[Instructions for the task] Wherever a line holds the word "való", copy that line out.

* * * * * * * * *

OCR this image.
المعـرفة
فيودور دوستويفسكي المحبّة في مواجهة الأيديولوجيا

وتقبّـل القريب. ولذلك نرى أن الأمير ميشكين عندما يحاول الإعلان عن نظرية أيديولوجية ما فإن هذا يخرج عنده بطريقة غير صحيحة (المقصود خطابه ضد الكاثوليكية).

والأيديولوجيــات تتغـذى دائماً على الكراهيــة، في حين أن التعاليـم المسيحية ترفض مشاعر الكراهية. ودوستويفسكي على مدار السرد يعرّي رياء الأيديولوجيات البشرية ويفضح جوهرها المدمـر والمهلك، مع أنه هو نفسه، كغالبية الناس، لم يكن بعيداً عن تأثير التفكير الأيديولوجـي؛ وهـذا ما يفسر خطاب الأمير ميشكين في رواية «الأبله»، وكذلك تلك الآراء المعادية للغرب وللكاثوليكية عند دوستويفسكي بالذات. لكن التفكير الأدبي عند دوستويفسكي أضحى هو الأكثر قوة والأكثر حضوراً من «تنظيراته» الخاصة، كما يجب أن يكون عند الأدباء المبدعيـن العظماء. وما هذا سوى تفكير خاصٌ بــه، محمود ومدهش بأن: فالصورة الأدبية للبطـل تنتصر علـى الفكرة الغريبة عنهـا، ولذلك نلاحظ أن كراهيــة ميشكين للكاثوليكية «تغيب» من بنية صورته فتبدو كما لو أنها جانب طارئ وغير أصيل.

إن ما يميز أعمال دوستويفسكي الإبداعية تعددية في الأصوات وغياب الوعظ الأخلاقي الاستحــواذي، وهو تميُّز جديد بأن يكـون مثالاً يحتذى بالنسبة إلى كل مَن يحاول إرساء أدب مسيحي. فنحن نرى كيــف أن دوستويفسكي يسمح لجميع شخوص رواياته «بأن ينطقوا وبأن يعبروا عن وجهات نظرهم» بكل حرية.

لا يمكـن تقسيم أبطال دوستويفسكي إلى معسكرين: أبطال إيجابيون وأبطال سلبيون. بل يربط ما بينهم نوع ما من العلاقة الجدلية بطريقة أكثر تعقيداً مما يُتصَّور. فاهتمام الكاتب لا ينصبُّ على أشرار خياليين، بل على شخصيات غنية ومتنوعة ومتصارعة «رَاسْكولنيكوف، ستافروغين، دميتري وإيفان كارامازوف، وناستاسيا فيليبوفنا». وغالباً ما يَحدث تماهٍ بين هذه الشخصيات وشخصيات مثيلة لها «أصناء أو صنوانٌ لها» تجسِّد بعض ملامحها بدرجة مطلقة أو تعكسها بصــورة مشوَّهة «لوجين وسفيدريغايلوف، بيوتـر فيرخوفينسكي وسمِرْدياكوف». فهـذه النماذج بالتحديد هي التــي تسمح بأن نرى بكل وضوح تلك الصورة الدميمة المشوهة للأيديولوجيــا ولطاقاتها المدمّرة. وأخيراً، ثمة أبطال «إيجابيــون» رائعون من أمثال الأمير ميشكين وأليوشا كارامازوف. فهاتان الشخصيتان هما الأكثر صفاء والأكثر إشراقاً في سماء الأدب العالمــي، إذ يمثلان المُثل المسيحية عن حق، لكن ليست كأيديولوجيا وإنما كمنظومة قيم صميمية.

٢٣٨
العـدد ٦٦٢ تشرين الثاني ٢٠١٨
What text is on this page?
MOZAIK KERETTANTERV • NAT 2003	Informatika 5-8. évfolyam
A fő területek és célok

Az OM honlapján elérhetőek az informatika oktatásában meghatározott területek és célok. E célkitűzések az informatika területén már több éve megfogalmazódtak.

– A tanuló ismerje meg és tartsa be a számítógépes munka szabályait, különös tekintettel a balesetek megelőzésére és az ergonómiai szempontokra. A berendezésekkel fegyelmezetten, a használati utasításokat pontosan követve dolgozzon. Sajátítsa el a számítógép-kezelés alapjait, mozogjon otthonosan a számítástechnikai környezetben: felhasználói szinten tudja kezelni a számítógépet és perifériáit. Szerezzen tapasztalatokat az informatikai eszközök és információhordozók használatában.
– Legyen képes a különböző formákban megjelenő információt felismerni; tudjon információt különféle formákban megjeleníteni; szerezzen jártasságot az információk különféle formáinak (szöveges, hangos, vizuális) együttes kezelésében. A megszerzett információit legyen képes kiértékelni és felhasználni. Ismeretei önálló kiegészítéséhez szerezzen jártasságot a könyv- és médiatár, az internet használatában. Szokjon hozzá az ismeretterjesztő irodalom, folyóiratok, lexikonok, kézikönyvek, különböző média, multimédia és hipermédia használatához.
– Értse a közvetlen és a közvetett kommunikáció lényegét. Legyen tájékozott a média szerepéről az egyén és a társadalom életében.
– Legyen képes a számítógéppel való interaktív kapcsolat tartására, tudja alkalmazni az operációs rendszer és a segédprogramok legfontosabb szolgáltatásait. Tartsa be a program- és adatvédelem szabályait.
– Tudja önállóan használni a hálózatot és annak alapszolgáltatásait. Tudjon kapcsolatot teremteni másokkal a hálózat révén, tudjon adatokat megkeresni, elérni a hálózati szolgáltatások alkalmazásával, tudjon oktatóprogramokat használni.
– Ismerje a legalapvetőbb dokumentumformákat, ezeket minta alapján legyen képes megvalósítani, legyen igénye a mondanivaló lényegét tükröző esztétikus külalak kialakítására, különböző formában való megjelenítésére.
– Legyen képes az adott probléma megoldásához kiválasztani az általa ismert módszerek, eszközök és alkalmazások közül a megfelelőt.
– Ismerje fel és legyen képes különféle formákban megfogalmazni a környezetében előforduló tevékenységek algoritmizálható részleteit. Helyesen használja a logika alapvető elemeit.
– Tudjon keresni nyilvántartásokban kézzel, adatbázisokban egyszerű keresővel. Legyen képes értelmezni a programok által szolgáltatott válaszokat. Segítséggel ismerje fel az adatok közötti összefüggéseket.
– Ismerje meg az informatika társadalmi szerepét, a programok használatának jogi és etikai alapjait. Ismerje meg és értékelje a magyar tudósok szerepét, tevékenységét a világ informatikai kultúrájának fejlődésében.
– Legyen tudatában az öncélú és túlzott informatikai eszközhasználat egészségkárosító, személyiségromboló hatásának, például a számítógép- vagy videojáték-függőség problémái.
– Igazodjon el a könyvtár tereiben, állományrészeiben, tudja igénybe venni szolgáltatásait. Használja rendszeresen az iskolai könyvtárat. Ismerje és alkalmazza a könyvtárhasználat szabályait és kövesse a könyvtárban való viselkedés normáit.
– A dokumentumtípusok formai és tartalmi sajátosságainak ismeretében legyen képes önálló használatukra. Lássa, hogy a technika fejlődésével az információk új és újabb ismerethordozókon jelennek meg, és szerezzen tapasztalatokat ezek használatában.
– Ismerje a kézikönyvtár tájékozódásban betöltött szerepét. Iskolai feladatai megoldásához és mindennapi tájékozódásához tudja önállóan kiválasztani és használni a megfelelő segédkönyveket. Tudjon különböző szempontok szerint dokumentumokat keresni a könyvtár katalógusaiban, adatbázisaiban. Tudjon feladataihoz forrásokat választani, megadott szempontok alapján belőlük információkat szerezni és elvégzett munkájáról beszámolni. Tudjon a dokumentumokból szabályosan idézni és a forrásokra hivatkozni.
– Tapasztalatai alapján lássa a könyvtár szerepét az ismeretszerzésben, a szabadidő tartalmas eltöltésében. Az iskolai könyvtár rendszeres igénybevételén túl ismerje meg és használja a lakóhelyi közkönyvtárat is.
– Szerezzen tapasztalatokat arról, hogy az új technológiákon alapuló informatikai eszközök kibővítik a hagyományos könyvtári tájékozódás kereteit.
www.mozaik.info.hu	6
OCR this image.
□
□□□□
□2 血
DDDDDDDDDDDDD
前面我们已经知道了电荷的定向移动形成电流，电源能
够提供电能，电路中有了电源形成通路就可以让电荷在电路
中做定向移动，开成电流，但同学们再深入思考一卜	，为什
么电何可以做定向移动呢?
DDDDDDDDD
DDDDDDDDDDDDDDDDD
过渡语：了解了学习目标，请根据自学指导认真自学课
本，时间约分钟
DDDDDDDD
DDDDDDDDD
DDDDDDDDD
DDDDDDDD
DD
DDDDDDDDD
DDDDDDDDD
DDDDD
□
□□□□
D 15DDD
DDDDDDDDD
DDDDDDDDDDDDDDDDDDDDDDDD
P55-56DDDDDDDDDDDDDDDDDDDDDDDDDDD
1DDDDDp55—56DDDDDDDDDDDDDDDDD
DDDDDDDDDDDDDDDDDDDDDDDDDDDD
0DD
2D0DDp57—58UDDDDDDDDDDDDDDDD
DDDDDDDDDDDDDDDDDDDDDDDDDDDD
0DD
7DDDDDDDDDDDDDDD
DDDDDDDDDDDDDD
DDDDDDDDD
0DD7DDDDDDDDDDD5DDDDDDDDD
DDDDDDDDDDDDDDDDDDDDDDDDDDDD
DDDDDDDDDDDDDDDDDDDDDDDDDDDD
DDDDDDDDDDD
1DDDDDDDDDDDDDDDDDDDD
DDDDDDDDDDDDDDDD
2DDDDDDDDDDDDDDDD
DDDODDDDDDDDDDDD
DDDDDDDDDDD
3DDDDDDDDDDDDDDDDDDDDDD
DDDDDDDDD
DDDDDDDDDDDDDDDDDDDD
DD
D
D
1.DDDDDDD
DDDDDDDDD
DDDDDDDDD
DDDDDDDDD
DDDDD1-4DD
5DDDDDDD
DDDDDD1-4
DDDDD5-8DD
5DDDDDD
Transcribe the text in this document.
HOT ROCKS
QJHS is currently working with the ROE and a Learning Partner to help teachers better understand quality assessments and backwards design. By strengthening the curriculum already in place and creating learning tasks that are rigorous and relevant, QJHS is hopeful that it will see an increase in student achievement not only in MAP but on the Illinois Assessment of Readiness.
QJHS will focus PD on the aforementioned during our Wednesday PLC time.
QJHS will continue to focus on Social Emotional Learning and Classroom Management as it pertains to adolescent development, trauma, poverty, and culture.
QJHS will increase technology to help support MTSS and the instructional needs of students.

* * * * * * * * *

[Result]
– Legyen képes a számítógéppel való interaktív kapcsolat tartására, tudja alkalmazni az operációs rendszer és a segédprogramok legfontosabb szolgáltatásait. Tartsa be a program- és adatvédelem szabályait.
– Ismerje a legalapvetőbb dokumentumformákat, ezeket minta alapján legyen képes megvalósítani, legyen igénye a mondanivaló lényegét tükröző esztétikus külalak kialakítására, különböző formában való megjelenítésére.
– Igazodjon el a könyvtár tereiben, állományrészeiben, tudja igénybe venni szolgáltatásait. Használja rendszeresen az iskolai könyvtárat. Ismerje és alkalmazza a könyvtárhasználat szabályait és kövesse a könyvtárban való viselkedés normáit.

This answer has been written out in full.